**What needs to be done:** Gather the lines that hold the string "region".

**Exercise data:**
------------------------

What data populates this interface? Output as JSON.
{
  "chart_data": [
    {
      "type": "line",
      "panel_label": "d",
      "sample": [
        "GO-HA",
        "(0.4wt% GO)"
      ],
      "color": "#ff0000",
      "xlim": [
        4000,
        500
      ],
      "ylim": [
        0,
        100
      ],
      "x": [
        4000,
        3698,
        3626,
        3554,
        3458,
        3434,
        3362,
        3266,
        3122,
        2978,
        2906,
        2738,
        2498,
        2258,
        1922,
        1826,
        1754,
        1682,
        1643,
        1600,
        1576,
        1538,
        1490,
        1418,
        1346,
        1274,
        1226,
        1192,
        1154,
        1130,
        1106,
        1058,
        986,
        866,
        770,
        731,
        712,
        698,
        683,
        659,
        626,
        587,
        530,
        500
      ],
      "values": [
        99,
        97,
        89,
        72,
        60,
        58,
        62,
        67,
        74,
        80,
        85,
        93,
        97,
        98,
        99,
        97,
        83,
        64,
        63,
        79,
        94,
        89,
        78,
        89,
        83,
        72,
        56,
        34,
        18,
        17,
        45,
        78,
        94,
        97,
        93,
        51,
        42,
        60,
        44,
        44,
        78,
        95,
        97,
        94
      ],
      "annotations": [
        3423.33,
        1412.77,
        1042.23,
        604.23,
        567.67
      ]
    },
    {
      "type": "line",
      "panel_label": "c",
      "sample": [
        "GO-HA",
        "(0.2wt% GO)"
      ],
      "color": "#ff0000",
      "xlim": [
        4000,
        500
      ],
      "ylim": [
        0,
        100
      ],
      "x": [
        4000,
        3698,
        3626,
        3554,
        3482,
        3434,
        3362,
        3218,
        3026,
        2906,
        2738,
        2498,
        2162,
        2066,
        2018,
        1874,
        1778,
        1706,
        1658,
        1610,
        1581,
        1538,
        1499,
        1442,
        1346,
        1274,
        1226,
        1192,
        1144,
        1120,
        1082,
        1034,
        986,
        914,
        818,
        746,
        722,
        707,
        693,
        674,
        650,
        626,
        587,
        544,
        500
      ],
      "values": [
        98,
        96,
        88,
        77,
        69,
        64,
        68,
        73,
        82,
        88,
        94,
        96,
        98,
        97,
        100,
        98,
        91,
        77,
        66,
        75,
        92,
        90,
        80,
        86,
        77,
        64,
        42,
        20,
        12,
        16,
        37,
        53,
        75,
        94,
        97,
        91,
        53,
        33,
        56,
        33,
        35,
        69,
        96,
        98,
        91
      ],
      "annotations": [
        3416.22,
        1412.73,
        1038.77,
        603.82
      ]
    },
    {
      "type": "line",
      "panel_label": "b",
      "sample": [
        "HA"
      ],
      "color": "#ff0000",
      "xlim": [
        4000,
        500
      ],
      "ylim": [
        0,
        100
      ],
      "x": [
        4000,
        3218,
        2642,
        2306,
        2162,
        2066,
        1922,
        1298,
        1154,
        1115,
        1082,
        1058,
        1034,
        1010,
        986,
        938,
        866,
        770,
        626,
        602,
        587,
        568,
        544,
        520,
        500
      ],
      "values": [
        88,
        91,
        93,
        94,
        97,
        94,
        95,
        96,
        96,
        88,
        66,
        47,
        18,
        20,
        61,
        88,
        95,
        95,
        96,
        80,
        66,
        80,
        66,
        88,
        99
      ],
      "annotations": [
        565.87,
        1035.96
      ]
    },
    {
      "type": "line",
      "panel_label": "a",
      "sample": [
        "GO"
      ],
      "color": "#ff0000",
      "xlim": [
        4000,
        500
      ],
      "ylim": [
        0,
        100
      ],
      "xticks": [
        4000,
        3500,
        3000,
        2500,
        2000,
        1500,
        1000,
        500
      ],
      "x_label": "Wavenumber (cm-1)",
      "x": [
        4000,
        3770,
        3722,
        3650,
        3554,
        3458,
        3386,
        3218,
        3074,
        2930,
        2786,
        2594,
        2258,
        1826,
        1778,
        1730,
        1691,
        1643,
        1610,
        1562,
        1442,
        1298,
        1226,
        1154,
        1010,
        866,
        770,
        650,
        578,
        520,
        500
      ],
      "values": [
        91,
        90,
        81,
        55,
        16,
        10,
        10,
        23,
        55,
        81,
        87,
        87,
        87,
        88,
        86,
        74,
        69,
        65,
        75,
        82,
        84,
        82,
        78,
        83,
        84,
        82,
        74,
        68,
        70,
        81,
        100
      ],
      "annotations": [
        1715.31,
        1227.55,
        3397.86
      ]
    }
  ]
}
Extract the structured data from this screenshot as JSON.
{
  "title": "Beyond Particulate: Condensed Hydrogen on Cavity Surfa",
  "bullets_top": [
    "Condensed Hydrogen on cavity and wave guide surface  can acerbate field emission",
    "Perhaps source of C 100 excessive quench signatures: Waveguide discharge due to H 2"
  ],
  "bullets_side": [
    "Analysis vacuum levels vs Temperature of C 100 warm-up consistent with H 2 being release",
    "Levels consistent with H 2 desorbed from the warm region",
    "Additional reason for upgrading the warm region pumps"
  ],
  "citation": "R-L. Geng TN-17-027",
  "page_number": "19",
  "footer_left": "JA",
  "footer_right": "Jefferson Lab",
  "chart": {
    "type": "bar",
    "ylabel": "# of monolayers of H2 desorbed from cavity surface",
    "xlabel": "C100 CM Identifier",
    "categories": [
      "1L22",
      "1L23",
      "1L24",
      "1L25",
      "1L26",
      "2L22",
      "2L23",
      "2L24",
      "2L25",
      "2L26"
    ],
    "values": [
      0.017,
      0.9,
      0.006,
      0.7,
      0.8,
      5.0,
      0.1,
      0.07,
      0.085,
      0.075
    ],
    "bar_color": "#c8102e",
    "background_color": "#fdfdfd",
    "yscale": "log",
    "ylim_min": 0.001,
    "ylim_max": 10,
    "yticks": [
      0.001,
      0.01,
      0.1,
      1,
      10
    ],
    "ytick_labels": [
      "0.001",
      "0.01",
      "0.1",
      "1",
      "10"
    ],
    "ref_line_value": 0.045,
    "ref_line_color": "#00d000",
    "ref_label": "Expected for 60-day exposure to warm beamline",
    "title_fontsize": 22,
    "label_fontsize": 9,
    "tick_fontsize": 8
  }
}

------------------------

**Exercise output:**
    "Levels consistent with H 2 desorbed from the warm region",
    "Additional reason for upgrading the warm region pumps"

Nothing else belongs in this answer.